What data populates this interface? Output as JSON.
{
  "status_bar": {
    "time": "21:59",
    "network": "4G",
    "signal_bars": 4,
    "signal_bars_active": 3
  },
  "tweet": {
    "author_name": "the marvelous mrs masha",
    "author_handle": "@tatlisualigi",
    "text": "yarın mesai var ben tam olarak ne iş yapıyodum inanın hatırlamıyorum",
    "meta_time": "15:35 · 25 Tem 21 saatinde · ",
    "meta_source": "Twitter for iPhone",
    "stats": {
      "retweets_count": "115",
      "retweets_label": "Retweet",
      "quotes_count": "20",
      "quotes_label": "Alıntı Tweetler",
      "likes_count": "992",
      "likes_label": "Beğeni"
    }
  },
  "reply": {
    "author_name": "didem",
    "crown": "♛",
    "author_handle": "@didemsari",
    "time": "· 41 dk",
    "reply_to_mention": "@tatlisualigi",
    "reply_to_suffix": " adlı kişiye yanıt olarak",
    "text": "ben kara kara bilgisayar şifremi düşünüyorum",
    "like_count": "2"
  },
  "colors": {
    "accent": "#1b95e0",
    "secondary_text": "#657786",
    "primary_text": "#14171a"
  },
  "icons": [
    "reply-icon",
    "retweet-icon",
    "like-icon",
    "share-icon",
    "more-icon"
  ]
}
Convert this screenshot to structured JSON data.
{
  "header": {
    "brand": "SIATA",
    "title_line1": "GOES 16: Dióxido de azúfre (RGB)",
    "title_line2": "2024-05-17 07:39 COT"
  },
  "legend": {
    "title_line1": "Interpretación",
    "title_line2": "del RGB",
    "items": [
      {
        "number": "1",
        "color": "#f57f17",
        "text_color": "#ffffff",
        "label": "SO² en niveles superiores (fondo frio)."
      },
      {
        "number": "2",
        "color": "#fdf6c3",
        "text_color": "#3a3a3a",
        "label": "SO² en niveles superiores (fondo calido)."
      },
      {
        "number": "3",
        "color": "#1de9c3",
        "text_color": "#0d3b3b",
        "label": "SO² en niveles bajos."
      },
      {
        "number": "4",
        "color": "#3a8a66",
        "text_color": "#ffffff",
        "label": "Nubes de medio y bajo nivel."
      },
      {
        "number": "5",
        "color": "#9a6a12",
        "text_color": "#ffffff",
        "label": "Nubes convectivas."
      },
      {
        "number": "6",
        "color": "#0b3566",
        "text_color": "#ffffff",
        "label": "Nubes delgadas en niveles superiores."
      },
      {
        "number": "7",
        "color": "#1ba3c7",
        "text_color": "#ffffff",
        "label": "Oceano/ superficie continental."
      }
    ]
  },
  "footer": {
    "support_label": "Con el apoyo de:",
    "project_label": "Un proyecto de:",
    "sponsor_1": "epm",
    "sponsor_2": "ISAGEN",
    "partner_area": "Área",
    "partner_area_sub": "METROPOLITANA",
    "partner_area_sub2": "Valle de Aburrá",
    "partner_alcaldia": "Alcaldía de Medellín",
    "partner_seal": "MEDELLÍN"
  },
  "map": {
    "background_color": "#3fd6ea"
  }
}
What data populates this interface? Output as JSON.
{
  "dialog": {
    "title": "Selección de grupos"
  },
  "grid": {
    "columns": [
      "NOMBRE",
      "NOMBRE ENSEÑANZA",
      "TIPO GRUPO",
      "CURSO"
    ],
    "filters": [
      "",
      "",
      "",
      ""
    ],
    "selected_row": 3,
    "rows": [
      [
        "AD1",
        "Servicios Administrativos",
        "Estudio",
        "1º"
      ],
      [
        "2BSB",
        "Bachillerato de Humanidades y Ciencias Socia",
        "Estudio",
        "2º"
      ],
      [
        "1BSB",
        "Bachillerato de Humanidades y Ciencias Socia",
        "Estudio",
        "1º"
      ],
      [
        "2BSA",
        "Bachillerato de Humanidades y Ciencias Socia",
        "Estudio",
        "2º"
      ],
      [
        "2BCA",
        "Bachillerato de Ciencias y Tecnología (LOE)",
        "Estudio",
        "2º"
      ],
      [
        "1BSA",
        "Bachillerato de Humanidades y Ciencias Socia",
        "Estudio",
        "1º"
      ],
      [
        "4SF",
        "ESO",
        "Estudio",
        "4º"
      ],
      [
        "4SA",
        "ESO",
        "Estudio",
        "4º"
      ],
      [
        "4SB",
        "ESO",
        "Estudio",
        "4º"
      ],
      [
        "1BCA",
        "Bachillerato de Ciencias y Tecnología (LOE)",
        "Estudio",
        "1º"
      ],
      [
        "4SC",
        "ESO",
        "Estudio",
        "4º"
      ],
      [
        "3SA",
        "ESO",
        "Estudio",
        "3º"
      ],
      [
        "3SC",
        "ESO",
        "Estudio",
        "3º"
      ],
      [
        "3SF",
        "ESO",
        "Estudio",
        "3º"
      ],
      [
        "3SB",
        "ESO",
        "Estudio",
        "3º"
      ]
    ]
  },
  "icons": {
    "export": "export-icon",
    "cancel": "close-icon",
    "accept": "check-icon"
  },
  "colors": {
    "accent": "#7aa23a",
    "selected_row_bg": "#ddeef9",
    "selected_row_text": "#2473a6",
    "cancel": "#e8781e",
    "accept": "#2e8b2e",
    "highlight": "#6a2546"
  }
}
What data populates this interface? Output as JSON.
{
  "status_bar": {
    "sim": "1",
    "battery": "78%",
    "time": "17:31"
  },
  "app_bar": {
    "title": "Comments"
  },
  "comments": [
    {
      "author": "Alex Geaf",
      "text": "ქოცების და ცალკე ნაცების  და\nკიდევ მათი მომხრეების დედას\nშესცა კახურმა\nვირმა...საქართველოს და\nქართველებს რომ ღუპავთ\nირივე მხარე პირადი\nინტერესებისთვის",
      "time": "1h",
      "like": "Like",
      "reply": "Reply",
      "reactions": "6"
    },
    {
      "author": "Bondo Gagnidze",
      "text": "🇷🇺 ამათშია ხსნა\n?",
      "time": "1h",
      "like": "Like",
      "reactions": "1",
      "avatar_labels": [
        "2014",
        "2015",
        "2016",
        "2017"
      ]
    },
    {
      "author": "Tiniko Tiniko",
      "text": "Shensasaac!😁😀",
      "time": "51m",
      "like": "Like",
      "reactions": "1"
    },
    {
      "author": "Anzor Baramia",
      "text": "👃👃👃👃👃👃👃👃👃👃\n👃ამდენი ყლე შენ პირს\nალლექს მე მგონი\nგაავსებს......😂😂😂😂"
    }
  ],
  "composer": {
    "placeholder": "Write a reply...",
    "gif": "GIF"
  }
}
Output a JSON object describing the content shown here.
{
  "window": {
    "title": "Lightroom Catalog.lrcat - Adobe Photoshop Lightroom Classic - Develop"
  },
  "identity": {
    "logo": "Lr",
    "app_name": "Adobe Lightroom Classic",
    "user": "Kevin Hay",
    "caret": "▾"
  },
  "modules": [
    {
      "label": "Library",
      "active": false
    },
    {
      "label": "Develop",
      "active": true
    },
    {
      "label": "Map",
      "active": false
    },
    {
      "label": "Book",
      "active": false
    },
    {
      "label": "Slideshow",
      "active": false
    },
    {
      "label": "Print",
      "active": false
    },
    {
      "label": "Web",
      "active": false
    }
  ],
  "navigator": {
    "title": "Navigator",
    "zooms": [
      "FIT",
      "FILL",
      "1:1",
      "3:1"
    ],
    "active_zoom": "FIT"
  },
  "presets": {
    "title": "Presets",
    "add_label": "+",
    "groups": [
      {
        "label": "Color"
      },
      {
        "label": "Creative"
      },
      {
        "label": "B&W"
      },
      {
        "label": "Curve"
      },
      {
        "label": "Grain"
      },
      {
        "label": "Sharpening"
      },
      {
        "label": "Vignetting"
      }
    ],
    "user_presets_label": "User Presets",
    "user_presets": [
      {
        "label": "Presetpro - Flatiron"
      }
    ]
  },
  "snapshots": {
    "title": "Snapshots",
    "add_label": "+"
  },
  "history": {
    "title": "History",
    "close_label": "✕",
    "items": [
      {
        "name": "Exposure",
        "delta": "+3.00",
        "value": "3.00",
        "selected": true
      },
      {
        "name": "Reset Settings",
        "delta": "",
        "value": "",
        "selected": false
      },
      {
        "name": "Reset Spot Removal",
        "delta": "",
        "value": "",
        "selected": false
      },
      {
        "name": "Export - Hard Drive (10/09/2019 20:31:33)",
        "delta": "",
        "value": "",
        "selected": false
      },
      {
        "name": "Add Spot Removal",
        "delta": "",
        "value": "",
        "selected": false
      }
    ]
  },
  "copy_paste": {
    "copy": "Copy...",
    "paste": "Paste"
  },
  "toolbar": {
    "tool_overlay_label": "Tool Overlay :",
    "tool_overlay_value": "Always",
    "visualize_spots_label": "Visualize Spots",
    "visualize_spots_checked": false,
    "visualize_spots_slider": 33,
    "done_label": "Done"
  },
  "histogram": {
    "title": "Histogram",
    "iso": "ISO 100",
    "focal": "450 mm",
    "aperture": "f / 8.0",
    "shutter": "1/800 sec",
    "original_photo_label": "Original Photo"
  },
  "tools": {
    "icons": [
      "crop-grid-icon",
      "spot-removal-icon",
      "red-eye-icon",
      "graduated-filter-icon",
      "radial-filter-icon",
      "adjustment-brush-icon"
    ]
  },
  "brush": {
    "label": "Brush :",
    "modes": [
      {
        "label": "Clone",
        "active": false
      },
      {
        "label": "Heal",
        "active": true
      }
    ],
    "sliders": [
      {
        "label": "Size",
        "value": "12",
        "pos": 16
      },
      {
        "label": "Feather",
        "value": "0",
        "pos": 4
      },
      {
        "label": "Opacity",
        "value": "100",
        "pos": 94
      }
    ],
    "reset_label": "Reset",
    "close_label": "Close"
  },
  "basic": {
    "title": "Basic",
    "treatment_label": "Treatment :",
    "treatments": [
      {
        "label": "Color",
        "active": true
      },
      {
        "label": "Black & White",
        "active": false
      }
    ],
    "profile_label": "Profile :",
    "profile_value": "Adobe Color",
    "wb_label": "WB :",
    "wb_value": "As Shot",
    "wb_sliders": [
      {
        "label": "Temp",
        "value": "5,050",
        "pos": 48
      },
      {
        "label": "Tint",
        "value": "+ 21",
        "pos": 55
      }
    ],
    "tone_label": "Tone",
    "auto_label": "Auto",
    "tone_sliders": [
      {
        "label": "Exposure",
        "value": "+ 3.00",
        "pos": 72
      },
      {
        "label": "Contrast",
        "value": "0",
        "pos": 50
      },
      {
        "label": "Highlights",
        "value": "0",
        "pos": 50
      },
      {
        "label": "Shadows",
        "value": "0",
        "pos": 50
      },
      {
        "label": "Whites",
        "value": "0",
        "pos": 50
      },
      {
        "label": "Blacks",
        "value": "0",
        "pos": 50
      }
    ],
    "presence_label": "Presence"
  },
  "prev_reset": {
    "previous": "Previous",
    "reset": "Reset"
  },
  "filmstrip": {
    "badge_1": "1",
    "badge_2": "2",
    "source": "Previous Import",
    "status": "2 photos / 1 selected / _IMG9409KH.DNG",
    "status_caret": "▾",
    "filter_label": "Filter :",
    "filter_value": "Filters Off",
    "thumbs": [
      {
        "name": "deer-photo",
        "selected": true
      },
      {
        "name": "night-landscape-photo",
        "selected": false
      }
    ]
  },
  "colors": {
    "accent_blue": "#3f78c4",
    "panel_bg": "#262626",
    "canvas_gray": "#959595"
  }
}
_ _ _
== What the exercise asks ==
From the entries above, copy out every line where the string "Previous" appears.

== Task solution ==
    "previous": "Previous",
    "source": "Previous Import",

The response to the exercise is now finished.